■ **GIVEN TASK**: Print exactly, and only, the lines running from the line containing "Give me the" through the end of the records below.

■ **RECORDS SHOWN**:
----------

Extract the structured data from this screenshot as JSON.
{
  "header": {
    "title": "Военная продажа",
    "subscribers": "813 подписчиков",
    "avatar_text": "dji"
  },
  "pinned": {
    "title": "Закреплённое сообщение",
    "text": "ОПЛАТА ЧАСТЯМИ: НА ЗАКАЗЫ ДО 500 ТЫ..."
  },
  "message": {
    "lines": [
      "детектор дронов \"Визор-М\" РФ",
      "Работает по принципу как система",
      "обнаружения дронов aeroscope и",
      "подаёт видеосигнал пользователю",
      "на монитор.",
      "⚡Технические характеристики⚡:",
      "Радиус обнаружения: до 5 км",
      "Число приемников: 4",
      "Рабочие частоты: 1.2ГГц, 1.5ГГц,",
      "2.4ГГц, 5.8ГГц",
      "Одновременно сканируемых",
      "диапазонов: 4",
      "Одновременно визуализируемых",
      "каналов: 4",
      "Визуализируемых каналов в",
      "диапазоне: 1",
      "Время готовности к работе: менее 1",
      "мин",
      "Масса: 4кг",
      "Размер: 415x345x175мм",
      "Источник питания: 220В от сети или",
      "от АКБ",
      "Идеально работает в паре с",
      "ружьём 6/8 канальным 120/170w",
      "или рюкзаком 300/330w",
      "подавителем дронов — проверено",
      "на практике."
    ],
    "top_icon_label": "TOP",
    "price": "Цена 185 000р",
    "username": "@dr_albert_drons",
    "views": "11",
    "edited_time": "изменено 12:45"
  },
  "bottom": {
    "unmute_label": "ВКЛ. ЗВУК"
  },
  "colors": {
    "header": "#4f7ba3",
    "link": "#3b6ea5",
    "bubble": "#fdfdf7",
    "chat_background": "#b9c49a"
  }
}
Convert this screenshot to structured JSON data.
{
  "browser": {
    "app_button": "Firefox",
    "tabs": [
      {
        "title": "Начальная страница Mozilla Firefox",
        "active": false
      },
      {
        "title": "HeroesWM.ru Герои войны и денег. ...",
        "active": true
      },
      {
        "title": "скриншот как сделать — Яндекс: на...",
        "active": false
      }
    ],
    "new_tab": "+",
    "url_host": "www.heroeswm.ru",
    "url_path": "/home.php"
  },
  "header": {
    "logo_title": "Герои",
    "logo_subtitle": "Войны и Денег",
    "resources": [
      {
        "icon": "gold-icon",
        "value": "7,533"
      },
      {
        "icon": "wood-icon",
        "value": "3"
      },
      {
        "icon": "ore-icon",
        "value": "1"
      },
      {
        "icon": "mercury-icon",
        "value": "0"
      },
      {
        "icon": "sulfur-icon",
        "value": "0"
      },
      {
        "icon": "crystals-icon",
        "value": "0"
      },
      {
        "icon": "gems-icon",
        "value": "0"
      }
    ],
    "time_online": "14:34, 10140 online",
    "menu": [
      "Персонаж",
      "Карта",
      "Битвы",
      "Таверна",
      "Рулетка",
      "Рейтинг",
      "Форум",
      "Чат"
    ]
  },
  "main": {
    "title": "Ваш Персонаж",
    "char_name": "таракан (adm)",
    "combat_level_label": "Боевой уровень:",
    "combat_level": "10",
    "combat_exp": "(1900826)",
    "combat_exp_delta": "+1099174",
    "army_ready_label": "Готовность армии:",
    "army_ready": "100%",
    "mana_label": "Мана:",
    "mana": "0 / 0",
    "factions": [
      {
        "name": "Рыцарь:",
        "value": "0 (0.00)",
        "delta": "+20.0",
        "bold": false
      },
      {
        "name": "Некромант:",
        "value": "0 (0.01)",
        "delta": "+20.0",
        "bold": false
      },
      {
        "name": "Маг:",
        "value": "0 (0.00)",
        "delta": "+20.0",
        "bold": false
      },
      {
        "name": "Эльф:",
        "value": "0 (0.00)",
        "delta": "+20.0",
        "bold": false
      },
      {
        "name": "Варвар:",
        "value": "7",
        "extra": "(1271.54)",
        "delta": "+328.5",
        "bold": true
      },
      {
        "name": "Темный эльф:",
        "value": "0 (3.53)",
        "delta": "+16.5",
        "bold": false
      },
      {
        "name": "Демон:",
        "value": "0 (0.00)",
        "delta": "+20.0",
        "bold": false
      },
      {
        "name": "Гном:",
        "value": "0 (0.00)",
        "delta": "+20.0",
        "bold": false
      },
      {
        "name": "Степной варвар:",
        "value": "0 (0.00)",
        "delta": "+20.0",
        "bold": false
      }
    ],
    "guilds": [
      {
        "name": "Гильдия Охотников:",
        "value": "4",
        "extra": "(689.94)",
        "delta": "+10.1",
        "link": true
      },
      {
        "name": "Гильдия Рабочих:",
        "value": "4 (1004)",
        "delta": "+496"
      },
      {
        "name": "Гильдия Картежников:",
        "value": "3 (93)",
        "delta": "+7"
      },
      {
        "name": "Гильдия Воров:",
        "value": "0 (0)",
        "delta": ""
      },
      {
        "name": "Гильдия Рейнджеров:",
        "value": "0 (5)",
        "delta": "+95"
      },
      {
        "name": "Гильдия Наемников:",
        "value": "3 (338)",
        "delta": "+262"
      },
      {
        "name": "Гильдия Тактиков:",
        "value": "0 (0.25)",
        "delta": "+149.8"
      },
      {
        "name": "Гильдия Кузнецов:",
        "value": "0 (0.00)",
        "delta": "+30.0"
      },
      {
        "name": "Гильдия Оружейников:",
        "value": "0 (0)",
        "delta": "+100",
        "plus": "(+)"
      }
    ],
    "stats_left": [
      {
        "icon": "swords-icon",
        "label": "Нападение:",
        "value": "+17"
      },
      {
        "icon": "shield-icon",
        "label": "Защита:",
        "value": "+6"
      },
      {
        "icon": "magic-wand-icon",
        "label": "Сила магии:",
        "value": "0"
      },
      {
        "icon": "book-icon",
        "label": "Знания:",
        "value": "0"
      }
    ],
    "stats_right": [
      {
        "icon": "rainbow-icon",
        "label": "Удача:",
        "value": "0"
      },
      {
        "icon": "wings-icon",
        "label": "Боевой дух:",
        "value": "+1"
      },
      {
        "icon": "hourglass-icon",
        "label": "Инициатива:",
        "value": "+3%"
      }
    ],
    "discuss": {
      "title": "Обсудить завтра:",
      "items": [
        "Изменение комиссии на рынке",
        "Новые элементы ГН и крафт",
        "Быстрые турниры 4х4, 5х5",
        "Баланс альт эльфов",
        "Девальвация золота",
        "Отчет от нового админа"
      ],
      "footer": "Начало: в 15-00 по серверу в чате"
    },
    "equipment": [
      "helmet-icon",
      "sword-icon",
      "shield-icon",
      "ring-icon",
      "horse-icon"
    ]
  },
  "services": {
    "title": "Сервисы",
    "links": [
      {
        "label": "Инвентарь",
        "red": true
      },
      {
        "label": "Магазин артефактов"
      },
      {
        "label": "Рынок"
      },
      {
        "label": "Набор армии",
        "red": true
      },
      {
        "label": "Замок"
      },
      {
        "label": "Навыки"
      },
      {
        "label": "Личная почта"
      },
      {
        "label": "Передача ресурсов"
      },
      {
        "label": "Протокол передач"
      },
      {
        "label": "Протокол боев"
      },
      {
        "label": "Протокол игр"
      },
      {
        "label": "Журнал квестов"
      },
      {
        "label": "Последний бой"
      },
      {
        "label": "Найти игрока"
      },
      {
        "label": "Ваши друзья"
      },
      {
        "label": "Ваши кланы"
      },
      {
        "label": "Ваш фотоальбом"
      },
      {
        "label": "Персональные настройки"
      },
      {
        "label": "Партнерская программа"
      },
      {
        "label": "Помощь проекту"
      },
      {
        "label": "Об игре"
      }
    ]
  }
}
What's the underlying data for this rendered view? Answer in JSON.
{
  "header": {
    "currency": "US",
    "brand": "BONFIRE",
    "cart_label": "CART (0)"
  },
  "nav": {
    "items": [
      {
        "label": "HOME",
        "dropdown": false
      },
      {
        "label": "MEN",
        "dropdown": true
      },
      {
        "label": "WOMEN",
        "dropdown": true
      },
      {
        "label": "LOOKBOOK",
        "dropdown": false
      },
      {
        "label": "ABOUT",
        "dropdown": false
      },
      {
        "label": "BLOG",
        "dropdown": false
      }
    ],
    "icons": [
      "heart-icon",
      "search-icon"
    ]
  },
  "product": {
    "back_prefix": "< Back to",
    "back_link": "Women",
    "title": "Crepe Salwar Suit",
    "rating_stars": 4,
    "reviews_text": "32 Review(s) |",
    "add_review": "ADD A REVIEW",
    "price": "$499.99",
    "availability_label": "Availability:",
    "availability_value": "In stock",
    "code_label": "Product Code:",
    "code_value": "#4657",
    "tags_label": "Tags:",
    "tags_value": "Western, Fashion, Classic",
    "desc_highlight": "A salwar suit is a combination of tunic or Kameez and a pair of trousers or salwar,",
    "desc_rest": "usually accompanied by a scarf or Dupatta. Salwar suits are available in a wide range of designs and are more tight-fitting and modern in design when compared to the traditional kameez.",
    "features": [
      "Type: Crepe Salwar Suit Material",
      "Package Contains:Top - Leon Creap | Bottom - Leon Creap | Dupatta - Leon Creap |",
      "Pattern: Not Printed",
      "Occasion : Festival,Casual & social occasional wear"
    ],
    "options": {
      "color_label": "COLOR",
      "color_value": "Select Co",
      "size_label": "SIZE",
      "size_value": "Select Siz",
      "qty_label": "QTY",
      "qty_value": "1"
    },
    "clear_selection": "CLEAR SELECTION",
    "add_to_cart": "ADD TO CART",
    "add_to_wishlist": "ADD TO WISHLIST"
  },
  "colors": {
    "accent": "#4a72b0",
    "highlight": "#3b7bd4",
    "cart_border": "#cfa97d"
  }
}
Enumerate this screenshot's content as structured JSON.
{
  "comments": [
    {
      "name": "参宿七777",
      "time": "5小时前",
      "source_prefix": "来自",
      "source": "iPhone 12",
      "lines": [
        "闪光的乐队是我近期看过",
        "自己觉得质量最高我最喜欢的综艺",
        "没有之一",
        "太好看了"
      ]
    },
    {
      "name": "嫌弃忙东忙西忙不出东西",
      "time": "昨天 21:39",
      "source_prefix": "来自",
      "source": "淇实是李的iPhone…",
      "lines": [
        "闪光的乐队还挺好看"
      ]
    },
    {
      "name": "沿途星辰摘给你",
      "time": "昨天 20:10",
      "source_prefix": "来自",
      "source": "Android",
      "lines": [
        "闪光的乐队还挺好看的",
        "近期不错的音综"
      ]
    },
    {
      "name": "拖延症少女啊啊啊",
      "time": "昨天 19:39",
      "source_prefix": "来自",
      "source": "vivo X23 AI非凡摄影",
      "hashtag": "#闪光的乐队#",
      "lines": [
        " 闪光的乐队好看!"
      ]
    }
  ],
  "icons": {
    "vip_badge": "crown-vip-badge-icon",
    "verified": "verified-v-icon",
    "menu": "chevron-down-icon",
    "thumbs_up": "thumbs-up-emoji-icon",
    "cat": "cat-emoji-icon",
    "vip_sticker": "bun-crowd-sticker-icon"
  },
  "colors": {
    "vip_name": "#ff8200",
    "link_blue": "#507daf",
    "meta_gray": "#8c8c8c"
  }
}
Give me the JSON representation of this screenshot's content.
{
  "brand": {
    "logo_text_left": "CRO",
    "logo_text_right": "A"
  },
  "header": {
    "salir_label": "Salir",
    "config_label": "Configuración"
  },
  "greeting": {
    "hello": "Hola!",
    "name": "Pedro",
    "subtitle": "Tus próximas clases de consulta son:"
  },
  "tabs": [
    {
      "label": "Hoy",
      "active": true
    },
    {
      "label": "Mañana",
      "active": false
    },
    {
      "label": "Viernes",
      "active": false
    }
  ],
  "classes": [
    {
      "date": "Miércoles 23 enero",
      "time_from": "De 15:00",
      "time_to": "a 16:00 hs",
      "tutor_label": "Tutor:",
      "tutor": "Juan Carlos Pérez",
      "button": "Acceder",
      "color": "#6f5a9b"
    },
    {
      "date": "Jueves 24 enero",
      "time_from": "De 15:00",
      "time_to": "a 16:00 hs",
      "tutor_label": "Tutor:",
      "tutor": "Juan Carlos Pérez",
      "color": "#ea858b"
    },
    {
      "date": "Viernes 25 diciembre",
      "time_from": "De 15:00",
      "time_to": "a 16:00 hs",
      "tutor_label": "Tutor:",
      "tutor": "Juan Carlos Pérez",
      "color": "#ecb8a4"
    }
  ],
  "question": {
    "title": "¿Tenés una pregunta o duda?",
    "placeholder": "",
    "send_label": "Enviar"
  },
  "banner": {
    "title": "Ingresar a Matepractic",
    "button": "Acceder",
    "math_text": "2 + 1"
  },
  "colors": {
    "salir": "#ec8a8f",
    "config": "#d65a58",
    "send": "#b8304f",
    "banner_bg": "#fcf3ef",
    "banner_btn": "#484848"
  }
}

----------

■ **RESPONSE BELOW**:
Give me the JSON representation of this screenshot's content.
{
  "brand": {
    "logo_text_left": "CRO",
    "logo_text_right": "A"
  },
  "header": {
    "salir_label": "Salir",
    "config_label": "Configuración"
  },
  "greeting": {
    "hello": "Hola!",
    "name": "Pedro",
    "subtitle": "Tus próximas clases de consulta son:"
  },
  "tabs": [
    {
      "label": "Hoy",
      "active": true
    },
    {
      "label": "Mañana",
      "active": false
    },
    {
      "label": "Viernes",
      "active": false
    }
  ],
  "classes": [
    {
      "date": "Miércoles 23 enero",
      "time_from": "De 15:00",
      "time_to": "a 16:00 hs",
      "tutor_label": "Tutor:",
      "tutor": "Juan Carlos Pérez",
      "button": "Acceder",
      "color": "#6f5a9b"
    },
    {
      "date": "Jueves 24 enero",
      "time_from": "De 15:00",
      "time_to": "a 16:00 hs",
      "tutor_label": "Tutor:",
      "tutor": "Juan Carlos Pérez",
      "color": "#ea858b"
    },
    {
      "date": "Viernes 25 diciembre",
      "time_from": "De 15:00",
      "time_to": "a 16:00 hs",
      "tutor_label": "Tutor:",
      "tutor": "Juan Carlos Pérez",
      "color": "#ecb8a4"
    }
  ],
  "question": {
    "title": "¿Tenés una pregunta o duda?",
    "placeholder": "",
    "send_label": "Enviar"
  },
  "banner": {
    "title": "Ingresar a Matepractic",
    "button": "Acceder",
    "math_text": "2 + 1"
  },
  "colors": {
    "salir": "#ec8a8f",
    "config": "#d65a58",
    "send": "#b8304f",
    "banner_bg": "#fcf3ef",
    "banner_btn": "#484848"
  }
}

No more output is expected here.